WORK REQUIRED — Output every record precisely.

GIVEN ENTRIES —
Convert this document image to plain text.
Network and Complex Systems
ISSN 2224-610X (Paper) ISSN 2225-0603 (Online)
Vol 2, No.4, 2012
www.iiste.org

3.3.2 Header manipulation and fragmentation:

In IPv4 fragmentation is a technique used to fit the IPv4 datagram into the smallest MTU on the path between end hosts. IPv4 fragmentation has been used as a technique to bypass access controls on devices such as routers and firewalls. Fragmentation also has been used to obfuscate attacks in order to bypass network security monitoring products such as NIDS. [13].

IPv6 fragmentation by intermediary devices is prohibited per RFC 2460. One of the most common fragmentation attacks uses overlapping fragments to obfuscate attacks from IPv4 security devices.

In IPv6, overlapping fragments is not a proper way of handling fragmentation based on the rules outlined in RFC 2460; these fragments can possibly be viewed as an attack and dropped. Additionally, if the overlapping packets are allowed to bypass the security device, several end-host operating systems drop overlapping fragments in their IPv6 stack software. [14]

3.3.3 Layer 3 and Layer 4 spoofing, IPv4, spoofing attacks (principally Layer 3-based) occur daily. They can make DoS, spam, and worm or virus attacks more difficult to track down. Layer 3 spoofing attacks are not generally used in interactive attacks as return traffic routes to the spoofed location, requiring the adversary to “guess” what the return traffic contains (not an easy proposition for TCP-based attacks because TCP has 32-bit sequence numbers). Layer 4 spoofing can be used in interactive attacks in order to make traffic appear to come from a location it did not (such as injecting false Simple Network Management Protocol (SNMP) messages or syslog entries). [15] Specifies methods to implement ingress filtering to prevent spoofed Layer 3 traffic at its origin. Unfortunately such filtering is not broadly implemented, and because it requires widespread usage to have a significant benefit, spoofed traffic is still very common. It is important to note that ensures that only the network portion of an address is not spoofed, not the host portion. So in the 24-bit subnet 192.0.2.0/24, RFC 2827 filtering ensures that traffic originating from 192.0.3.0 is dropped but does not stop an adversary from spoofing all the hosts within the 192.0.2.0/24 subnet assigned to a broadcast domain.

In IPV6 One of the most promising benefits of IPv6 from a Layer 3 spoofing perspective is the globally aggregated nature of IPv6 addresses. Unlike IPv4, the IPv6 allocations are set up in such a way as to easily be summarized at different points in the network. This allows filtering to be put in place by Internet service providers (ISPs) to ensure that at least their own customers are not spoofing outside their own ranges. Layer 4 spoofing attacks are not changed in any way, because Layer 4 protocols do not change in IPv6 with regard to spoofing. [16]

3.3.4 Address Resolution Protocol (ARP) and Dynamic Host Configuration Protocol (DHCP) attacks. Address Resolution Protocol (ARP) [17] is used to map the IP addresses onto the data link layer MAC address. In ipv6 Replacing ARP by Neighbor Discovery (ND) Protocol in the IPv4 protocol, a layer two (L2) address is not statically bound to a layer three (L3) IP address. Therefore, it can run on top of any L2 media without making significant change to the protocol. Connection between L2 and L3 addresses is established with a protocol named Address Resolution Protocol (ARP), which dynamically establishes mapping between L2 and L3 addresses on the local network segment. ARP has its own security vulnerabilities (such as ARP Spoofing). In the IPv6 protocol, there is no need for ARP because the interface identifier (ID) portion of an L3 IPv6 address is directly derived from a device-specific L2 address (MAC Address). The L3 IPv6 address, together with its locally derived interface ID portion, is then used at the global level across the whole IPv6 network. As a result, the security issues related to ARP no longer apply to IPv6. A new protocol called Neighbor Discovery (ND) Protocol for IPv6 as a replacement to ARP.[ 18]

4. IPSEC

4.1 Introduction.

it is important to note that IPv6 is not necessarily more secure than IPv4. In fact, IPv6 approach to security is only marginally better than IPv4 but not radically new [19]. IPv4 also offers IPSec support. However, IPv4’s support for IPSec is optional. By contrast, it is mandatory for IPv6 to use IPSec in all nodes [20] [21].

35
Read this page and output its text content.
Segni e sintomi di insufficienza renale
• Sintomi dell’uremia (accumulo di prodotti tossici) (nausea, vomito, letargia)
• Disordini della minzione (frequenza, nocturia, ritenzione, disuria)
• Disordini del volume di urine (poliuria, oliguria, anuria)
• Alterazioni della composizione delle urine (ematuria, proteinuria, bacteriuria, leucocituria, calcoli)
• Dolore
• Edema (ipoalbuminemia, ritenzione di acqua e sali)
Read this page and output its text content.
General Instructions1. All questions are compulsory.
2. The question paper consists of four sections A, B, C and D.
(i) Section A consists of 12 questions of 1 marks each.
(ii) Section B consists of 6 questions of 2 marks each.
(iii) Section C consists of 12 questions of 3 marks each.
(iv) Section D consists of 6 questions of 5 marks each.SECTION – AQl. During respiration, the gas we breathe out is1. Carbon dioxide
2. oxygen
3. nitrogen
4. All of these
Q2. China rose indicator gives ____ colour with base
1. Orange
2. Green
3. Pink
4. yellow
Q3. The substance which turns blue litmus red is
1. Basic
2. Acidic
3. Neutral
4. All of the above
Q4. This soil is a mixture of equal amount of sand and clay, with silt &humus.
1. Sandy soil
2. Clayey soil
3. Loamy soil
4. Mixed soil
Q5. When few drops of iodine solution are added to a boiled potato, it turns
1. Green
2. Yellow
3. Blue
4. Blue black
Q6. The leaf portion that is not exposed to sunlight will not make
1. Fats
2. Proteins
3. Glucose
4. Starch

EXERCISE RESPONSE —
Convert this document image to plain text.
Network and Complex Systems
ISSN 2224-610X (Paper) ISSN 2225-0603 (Online)
Vol 2, No.4, 2012
www.iiste.org

3.3.2 Header manipulation and fragmentation:

In IPv4 fragmentation is a technique used to fit the IPv4 datagram into the smallest MTU on the path between end hosts. IPv4 fragmentation has been used as a technique to bypass access controls on devices such as routers and firewalls. Fragmentation also has been used to obfuscate attacks in order to bypass network security monitoring products such as NIDS. [13].

IPv6 fragmentation by intermediary devices is prohibited per RFC 2460. One of the most common fragmentation attacks uses overlapping fragments to obfuscate attacks from IPv4 security devices.

In IPv6, overlapping fragments is not a proper way of handling fragmentation based on the rules outlined in RFC 2460; these fragments can possibly be viewed as an attack and dropped. Additionally, if the overlapping packets are allowed to bypass the security device, several end-host operating systems drop overlapping fragments in their IPv6 stack software. [14]

3.3.3 Layer 3 and Layer 4 spoofing, IPv4, spoofing attacks (principally Layer 3-based) occur daily. They can make DoS, spam, and worm or virus attacks more difficult to track down. Layer 3 spoofing attacks are not generally used in interactive attacks as return traffic routes to the spoofed location, requiring the adversary to “guess” what the return traffic contains (not an easy proposition for TCP-based attacks because TCP has 32-bit sequence numbers). Layer 4 spoofing can be used in interactive attacks in order to make traffic appear to come from a location it did not (such as injecting false Simple Network Management Protocol (SNMP) messages or syslog entries). [15] Specifies methods to implement ingress filtering to prevent spoofed Layer 3 traffic at its origin. Unfortunately such filtering is not broadly implemented, and because it requires widespread usage to have a significant benefit, spoofed traffic is still very common. It is important to note that ensures that only the network portion of an address is not spoofed, not the host portion. So in the 24-bit subnet 192.0.2.0/24, RFC 2827 filtering ensures that traffic originating from 192.0.3.0 is dropped but does not stop an adversary from spoofing all the hosts within the 192.0.2.0/24 subnet assigned to a broadcast domain.

In IPV6 One of the most promising benefits of IPv6 from a Layer 3 spoofing perspective is the globally aggregated nature of IPv6 addresses. Unlike IPv4, the IPv6 allocations are set up in such a way as to easily be summarized at different points in the network. This allows filtering to be put in place by Internet service providers (ISPs) to ensure that at least their own customers are not spoofing outside their own ranges. Layer 4 spoofing attacks are not changed in any way, because Layer 4 protocols do not change in IPv6 with regard to spoofing. [16]

3.3.4 Address Resolution Protocol (ARP) and Dynamic Host Configuration Protocol (DHCP) attacks. Address Resolution Protocol (ARP) [17] is used to map the IP addresses onto the data link layer MAC address. In ipv6 Replacing ARP by Neighbor Discovery (ND) Protocol in the IPv4 protocol, a layer two (L2) address is not statically bound to a layer three (L3) IP address. Therefore, it can run on top of any L2 media without making significant change to the protocol. Connection between L2 and L3 addresses is established with a protocol named Address Resolution Protocol (ARP), which dynamically establishes mapping between L2 and L3 addresses on the local network segment. ARP has its own security vulnerabilities (such as ARP Spoofing). In the IPv6 protocol, there is no need for ARP because the interface identifier (ID) portion of an L3 IPv6 address is directly derived from a device-specific L2 address (MAC Address). The L3 IPv6 address, together with its locally derived interface ID portion, is then used at the global level across the whole IPv6 network. As a result, the security issues related to ARP no longer apply to IPv6. A new protocol called Neighbor Discovery (ND) Protocol for IPv6 as a replacement to ARP.[ 18]

4. IPSEC

4.1 Introduction.

it is important to note that IPv6 is not necessarily more secure than IPv4. In fact, IPv6 approach to security is only marginally better than IPv4 but not radically new [19]. IPv4 also offers IPSec support. However, IPv4’s support for IPSec is optional. By contrast, it is mandatory for IPv6 to use IPSec in all nodes [20] [21].

35
Read this page and output its text content.
Segni e sintomi di insufficienza renale
• Sintomi dell’uremia (accumulo di prodotti tossici) (nausea, vomito, letargia)
• Disordini della minzione (frequenza, nocturia, ritenzione, disuria)
• Disordini del volume di urine (poliuria, oliguria, anuria)
• Alterazioni della composizione delle urine (ematuria, proteinuria, bacteriuria, leucocituria, calcoli)
• Dolore
• Edema (ipoalbuminemia, ritenzione di acqua e sali)
Read this page and output its text content.
General Instructions1. All questions are compulsory.
2. The question paper consists of four sections A, B, C and D.
(i) Section A consists of 12 questions of 1 marks each.
(ii) Section B consists of 6 questions of 2 marks each.
(iii) Section C consists of 12 questions of 3 marks each.
(iv) Section D consists of 6 questions of 5 marks each.SECTION – AQl. During respiration, the gas we breathe out is1. Carbon dioxide
2. oxygen
3. nitrogen
4. All of these
Q2. China rose indicator gives ____ colour with base
1. Orange
2. Green
3. Pink
4. yellow
Q3. The substance which turns blue litmus red is
1. Basic
2. Acidic
3. Neutral
4. All of the above
Q4. This soil is a mixture of equal amount of sand and clay, with silt &humus.
1. Sandy soil
2. Clayey soil
3. Loamy soil
4. Mixed soil
Q5. When few drops of iodine solution are added to a boiled potato, it turns
1. Green
2. Yellow
3. Blue
4. Blue black
Q6. The leaf portion that is not exposed to sunlight will not make
1. Fats
2. Proteins
3. Glucose
4. Starch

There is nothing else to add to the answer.